BEGIN Supplied information

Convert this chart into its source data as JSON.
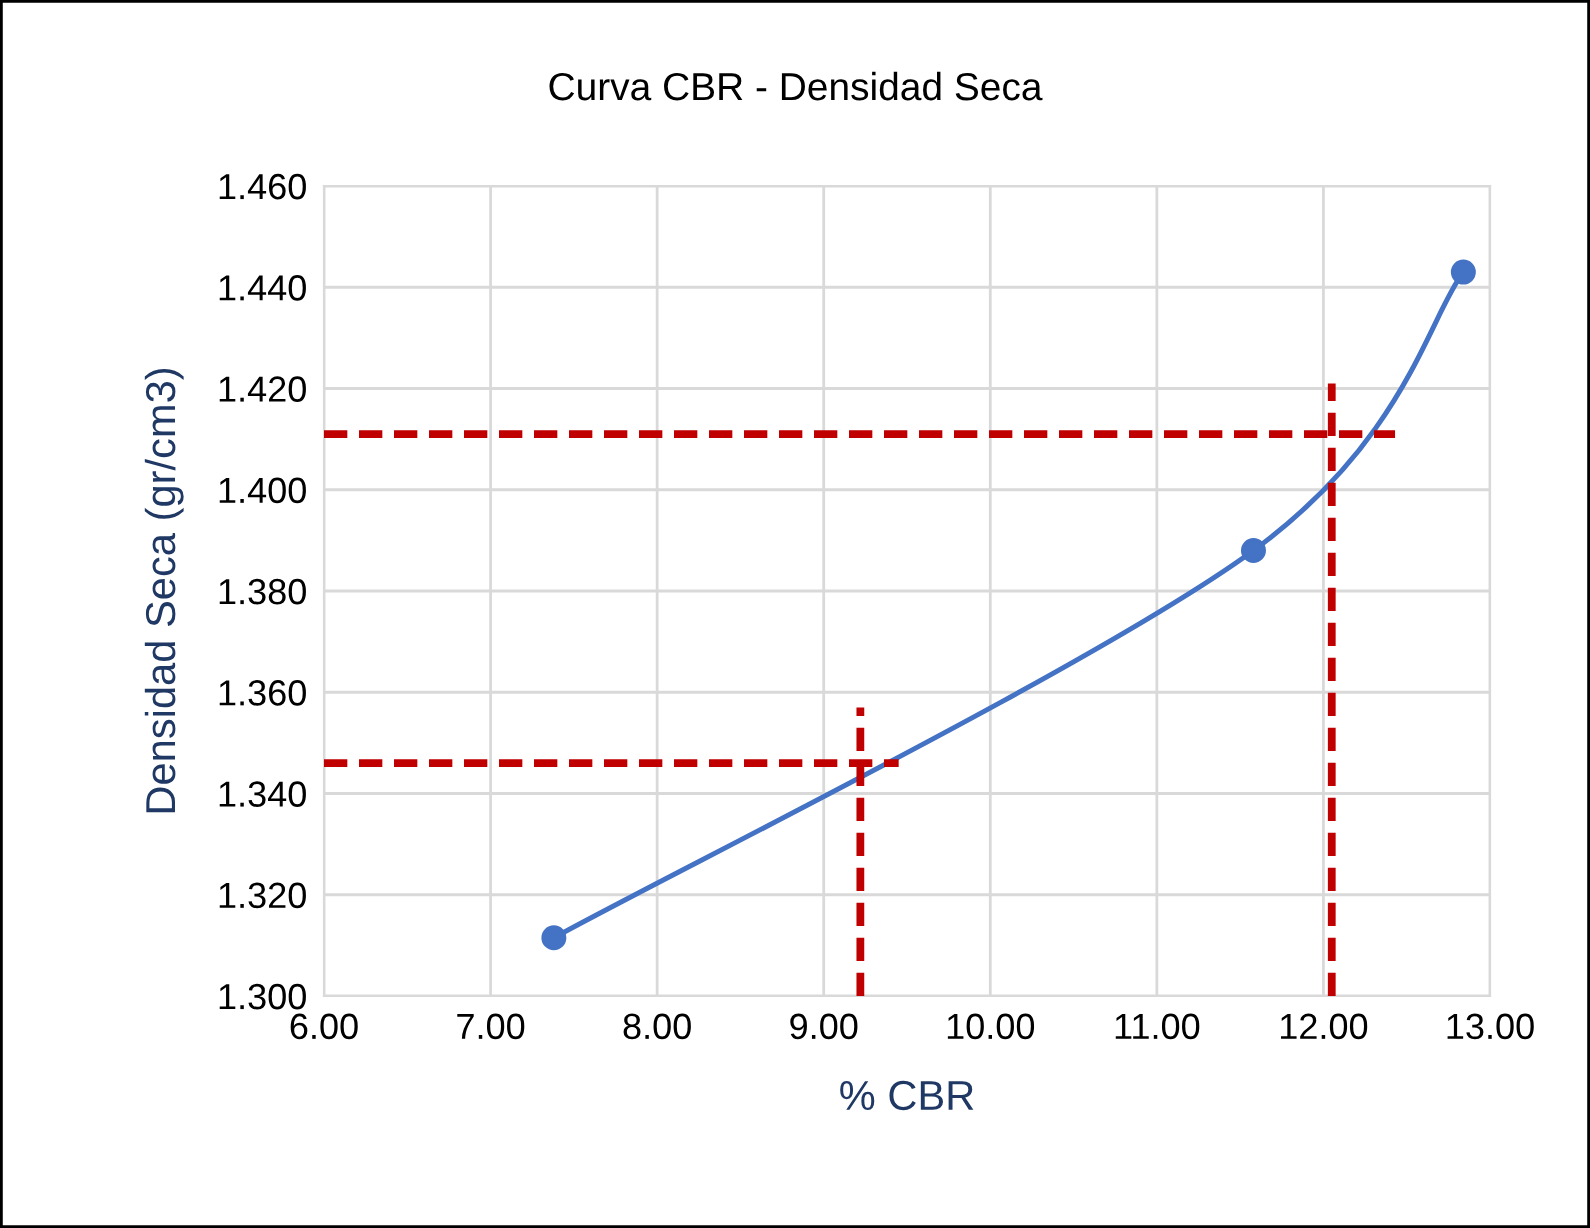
{
  "chart_data": {
    "type": "line",
    "title": "Curva CBR - Densidad Seca",
    "xlabel": "% CBR",
    "ylabel": "Densidad Seca (gr/cm3)",
    "series": [
      {
        "color": "#4472c4",
        "x": [
          7.38,
          11.58,
          12.84
        ],
        "values": [
          1.3115,
          1.388,
          1.443
        ],
        "marker": "circle",
        "line_style": "solid"
      },
      {
        "color": "#c00000",
        "x": [
          6.0,
          9.45
        ],
        "values": [
          1.346,
          1.346
        ],
        "marker": "none",
        "line_style": "dashed"
      },
      {
        "color": "#c00000",
        "x": [
          9.22,
          9.22
        ],
        "values": [
          1.3,
          1.357
        ],
        "marker": "none",
        "line_style": "dashed"
      },
      {
        "color": "#c00000",
        "x": [
          6.0,
          12.43
        ],
        "values": [
          1.411,
          1.411
        ],
        "marker": "none",
        "line_style": "dashed"
      },
      {
        "color": "#c00000",
        "x": [
          12.05,
          12.05
        ],
        "values": [
          1.3,
          1.421
        ],
        "marker": "none",
        "line_style": "dashed"
      }
    ],
    "xlim": [
      6.0,
      13.0
    ],
    "xticks": [
      {
        "value": 6,
        "label": "6.00"
      },
      {
        "value": 7,
        "label": "7.00"
      },
      {
        "value": 8,
        "label": "8.00"
      },
      {
        "value": 9,
        "label": "9.00"
      },
      {
        "value": 10,
        "label": "10.00"
      },
      {
        "value": 11,
        "label": "11.00"
      },
      {
        "value": 12,
        "label": "12.00"
      },
      {
        "value": 13,
        "label": "13.00"
      }
    ],
    "ylim": [
      1.3,
      1.46
    ],
    "yticks": [
      {
        "value": 1.3,
        "label": "1.300"
      },
      {
        "value": 1.32,
        "label": "1.320"
      },
      {
        "value": 1.34,
        "label": "1.340"
      },
      {
        "value": 1.36,
        "label": "1.360"
      },
      {
        "value": 1.38,
        "label": "1.380"
      },
      {
        "value": 1.4,
        "label": "1.400"
      },
      {
        "value": 1.42,
        "label": "1.420"
      },
      {
        "value": 1.44,
        "label": "1.440"
      },
      {
        "value": 1.46,
        "label": "1.460"
      }
    ],
    "grid": true,
    "legend": false
  }
}
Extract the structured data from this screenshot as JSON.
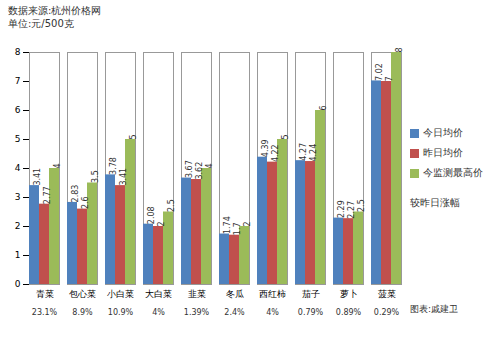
{
  "chart_data": {
    "type": "bar",
    "title": "数据来源:杭州价格网",
    "subtitle": "单位:元/500克",
    "categories": [
      "青菜",
      "包心菜",
      "小白菜",
      "大白菜",
      "韭菜",
      "冬瓜",
      "西红柿",
      "茄子",
      "萝卜",
      "菠菜"
    ],
    "series": [
      {
        "name": "今日均价",
        "color": "#4f81bd",
        "values": [
          3.41,
          2.83,
          3.78,
          2.08,
          3.67,
          1.74,
          4.39,
          4.27,
          2.29,
          7.02
        ]
      },
      {
        "name": "昨日均价",
        "color": "#c0504d",
        "values": [
          2.77,
          2.6,
          3.41,
          2,
          3.62,
          1.7,
          4.22,
          4.24,
          2.27,
          7
        ]
      },
      {
        "name": "今监测最高价",
        "color": "#9bbb59",
        "values": [
          4,
          3.5,
          5,
          2.5,
          4,
          2,
          5,
          6,
          2.5,
          8
        ]
      }
    ],
    "change": {
      "label": "较昨日涨幅",
      "values": [
        23.1,
        8.9,
        10.9,
        4,
        1.39,
        2.4,
        4,
        0.79,
        0.89,
        0.29
      ],
      "value_labels": [
        "23.1%",
        "8.9%",
        "10.9%",
        "4%",
        "1.39%",
        "2.4%",
        "4%",
        "0.79%",
        "0.89%",
        "0.29%"
      ]
    },
    "credit": "图表:戚建卫",
    "ylim": [
      0,
      8
    ],
    "yticks": [
      0,
      1,
      2,
      3,
      4,
      5,
      6,
      7,
      8
    ],
    "grid": false,
    "legend": "right",
    "data_labels": true
  }
}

END Supplied information

> Given task:
Take the listing above and print it exactly, apart from the pictures.

> Response to this task:
Convert this chart into its source data as JSON.
{
  "chart_data": {
    "type": "line",
    "title": "Curva CBR - Densidad Seca",
    "xlabel": "% CBR",
    "ylabel": "Densidad Seca (gr/cm3)",
    "series": [
      {
        "color": "#4472c4",
        "x": [
          7.38,
          11.58,
          12.84
        ],
        "values": [
          1.3115,
          1.388,
          1.443
        ],
        "marker": "circle",
        "line_style": "solid"
      },
      {
        "color": "#c00000",
        "x": [
          6.0,
          9.45
        ],
        "values": [
          1.346,
          1.346
        ],
        "marker": "none",
        "line_style": "dashed"
      },
      {
        "color": "#c00000",
        "x": [
          9.22,
          9.22
        ],
        "values": [
          1.3,
          1.357
        ],
        "marker": "none",
        "line_style": "dashed"
      },
      {
        "color": "#c00000",
        "x": [
          6.0,
          12.43
        ],
        "values": [
          1.411,
          1.411
        ],
        "marker": "none",
        "line_style": "dashed"
      },
      {
        "color": "#c00000",
        "x": [
          12.05,
          12.05
        ],
        "values": [
          1.3,
          1.421
        ],
        "marker": "none",
        "line_style": "dashed"
      }
    ],
    "xlim": [
      6.0,
      13.0
    ],
    "xticks": [
      {
        "value": 6,
        "label": "6.00"
      },
      {
        "value": 7,
        "label": "7.00"
      },
      {
        "value": 8,
        "label": "8.00"
      },
      {
        "value": 9,
        "label": "9.00"
      },
      {
        "value": 10,
        "label": "10.00"
      },
      {
        "value": 11,
        "label": "11.00"
      },
      {
        "value": 12,
        "label": "12.00"
      },
      {
        "value": 13,
        "label": "13.00"
      }
    ],
    "ylim": [
      1.3,
      1.46
    ],
    "yticks": [
      {
        "value": 1.3,
        "label": "1.300"
      },
      {
        "value": 1.32,
        "label": "1.320"
      },
      {
        "value": 1.34,
        "label": "1.340"
      },
      {
        "value": 1.36,
        "label": "1.360"
      },
      {
        "value": 1.38,
        "label": "1.380"
      },
      {
        "value": 1.4,
        "label": "1.400"
      },
      {
        "value": 1.42,
        "label": "1.420"
      },
      {
        "value": 1.44,
        "label": "1.440"
      },
      {
        "value": 1.46,
        "label": "1.460"
      }
    ],
    "grid": true,
    "legend": false
  }
}
Extract the structured data from this screenshot as JSON.
{
  "chart_data": {
    "type": "bar",
    "title": "数据来源:杭州价格网",
    "subtitle": "单位:元/500克",
    "categories": [
      "青菜",
      "包心菜",
      "小白菜",
      "大白菜",
      "韭菜",
      "冬瓜",
      "西红柿",
      "茄子",
      "萝卜",
      "菠菜"
    ],
    "series": [
      {
        "name": "今日均价",
        "color": "#4f81bd",
        "values": [
          3.41,
          2.83,
          3.78,
          2.08,
          3.67,
          1.74,
          4.39,
          4.27,
          2.29,
          7.02
        ]
      },
      {
        "name": "昨日均价",
        "color": "#c0504d",
        "values": [
          2.77,
          2.6,
          3.41,
          2,
          3.62,
          1.7,
          4.22,
          4.24,
          2.27,
          7
        ]
      },
      {
        "name": "今监测最高价",
        "color": "#9bbb59",
        "values": [
          4,
          3.5,
          5,
          2.5,
          4,
          2,
          5,
          6,
          2.5,
          8
        ]
      }
    ],
    "change": {
      "label": "较昨日涨幅",
      "values": [
        23.1,
        8.9,
        10.9,
        4,
        1.39,
        2.4,
        4,
        0.79,
        0.89,
        0.29
      ],
      "value_labels": [
        "23.1%",
        "8.9%",
        "10.9%",
        "4%",
        "1.39%",
        "2.4%",
        "4%",
        "0.79%",
        "0.89%",
        "0.29%"
      ]
    },
    "credit": "图表:戚建卫",
    "ylim": [
      0,
      8
    ],
    "yticks": [
      0,
      1,
      2,
      3,
      4,
      5,
      6,
      7,
      8
    ],
    "grid": false,
    "legend": "right",
    "data_labels": true
  }
}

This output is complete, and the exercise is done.